▶ **Ausgewählter Auszug**
#####

Weniger Lernziele erreicht, Leitungen stärker belastet

Für Deutschland fällt auf, dass rund zwei Drittel der Schulleiterinnen und Schulleiter der Meinung sind, dass ihre Schülerinnen und Schüler im Schuljahr 2020/2021 weniger Lernzeit hatten und auch weniger Lernziele erreicht haben als in den Jahren zuvor. In der Deutschschweiz stellen dies nur rund 30 Prozent der Schulleiter fest, in Österreich rund 40 Prozent. Allerdings ersetze die Einschätzung der Schulleitungen keine Studie, die den tatsächlichen Lernstand der Schülerschaft mittels Kompetenztest ermitteln könnte, hieß es.

Darüber hinaus beschrieben sich die Schulleitungen in Deutschland als noch stärker belastet als ihre Kolleginnen und Kollegen in Österreich und der Deutschschweiz, wenngleich sich ein sehr großer Anteil in allen drei deutschsprachigen Ländern als (sehr) belastet bezeichnete.

#####

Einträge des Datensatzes
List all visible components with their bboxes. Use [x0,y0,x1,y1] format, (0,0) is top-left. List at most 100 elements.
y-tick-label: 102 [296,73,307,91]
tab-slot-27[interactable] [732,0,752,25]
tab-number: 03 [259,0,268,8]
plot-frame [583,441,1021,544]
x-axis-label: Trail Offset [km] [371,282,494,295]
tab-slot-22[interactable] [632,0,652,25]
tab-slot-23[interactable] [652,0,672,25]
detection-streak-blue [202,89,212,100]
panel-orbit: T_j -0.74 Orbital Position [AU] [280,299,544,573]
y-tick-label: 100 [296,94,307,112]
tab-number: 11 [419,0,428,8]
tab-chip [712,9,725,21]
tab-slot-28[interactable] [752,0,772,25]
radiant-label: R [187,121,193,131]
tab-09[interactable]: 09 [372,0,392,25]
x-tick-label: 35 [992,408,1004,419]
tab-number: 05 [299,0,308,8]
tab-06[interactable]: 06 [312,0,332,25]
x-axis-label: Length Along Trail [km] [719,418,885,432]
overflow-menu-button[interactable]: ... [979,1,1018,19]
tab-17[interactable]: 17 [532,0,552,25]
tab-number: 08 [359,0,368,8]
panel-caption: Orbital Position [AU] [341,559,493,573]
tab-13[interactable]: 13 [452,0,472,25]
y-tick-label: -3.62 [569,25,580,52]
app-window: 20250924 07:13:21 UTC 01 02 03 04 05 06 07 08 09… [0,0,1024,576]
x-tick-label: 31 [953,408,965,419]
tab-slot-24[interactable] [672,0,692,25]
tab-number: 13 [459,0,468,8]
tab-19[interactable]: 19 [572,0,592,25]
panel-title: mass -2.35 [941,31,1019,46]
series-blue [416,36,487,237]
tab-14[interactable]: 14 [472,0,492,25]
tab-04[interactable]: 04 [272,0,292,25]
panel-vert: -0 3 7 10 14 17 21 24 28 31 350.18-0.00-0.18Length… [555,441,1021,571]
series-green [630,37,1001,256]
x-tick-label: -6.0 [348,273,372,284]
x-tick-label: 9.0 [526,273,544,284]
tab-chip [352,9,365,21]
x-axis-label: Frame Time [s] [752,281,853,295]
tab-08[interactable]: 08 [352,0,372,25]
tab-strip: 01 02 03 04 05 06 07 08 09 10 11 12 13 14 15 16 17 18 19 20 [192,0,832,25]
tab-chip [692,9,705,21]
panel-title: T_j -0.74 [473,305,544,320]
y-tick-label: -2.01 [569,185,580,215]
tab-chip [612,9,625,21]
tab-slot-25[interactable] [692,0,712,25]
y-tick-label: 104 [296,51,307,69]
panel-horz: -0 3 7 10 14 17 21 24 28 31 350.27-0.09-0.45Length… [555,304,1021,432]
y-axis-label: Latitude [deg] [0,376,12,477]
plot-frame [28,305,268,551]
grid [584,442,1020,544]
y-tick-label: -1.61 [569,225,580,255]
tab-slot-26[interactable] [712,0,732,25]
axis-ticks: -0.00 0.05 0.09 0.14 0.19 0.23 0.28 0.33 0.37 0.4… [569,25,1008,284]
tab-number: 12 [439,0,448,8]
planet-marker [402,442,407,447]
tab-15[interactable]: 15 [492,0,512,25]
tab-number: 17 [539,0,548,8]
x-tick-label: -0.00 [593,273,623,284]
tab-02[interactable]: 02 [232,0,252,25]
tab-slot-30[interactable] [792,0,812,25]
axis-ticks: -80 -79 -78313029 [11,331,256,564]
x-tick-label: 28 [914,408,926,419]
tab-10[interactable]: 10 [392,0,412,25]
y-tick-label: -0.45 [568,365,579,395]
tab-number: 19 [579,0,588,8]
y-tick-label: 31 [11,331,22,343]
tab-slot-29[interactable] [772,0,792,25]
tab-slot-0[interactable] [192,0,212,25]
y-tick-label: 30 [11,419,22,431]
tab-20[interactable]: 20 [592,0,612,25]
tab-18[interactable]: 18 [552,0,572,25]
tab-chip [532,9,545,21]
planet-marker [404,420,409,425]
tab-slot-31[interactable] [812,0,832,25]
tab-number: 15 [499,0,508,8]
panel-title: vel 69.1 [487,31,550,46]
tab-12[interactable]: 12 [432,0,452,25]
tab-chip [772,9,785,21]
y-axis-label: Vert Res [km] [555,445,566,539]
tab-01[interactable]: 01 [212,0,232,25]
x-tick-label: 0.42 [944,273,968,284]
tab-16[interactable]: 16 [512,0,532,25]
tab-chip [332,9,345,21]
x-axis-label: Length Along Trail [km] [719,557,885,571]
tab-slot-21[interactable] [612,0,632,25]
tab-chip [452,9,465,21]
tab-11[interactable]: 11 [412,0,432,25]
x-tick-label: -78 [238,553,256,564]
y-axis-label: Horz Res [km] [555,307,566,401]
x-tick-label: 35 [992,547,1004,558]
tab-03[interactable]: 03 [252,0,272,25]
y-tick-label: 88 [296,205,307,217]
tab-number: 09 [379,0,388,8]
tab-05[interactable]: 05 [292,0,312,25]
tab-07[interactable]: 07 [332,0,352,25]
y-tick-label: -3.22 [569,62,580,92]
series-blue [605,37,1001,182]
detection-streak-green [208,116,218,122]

#####

▶ **Zu bearbeitende Aufgaben**
1. Beantworten Sie anhand des Auszugs über die Schulleitungen folgende Fragen:
(a) Welcher Anteil der Schulleiterinnen und Schulleiter in Deutschland ist der Meinung, dass die Schülerschaft im Schuljahr 2020/2021 weniger Lernziele erreicht hat?
(b) Wie viel Prozent der Schulleiter in Österreich stellen dies fest?
(c) In welchem Land beschrieben sich die Schulleitungen als noch stärker belastet als in den beiden anderen Ländern?
2. Legen Sie dar, was die Einschätzung der Schulleitungen laut dem Auszug nicht leisten kann.
3. Ändern Sie im Auszug den Abschnitt von "Weniger Lernziele erreicht, Leitungen" bis "(sehr) belastet bezeichnete.", indem Sie "Deutschschweiz" durch "Schweiz" ersetzen.
Die Einträge sind hierfür ohne Belang.

▶ **Lösungen im Überblick**
1.
(a) Rund zwei Drittel.
(b) Rund 40 Prozent.
(c) In Deutschland.

2. Die Einschätzung der Schulleitungen ersetzt keine Studie, die den tatsächlichen Lernstand der Schülerschaft ermitteln könnte. Eine solche Studie würde diesen Lernstand mittels Kompetenztest erheben.

3.
Weniger Lernziele erreicht, Leitungen stärker belastet

Für Deutschland fällt auf, dass rund zwei Drittel der Schulleiterinnen und Schulleiter der Meinung sind, dass ihre Schülerinnen und Schüler im Schuljahr 2020/2021 weniger Lernzeit hatten und auch weniger Lernziele erreicht haben als in den Jahren zuvor. In der Schweiz stellen dies nur rund 30 Prozent der Schulleiter fest, in Österreich rund 40 Prozent. Allerdings ersetze die Einschätzung der Schulleitungen keine Studie, die den tatsächlichen Lernstand der Schülerschaft mittels Kompetenztest ermitteln könnte, hieß es.

Darüber hinaus beschrieben sich die Schulleitungen in Deutschland als noch stärker belastet als ihre Kolleginnen und Kollegen in Österreich und der Schweiz, wenngleich sich ein sehr großer Anteil in allen drei deutschsprachigen Ländern als (sehr) belastet bezeichnete.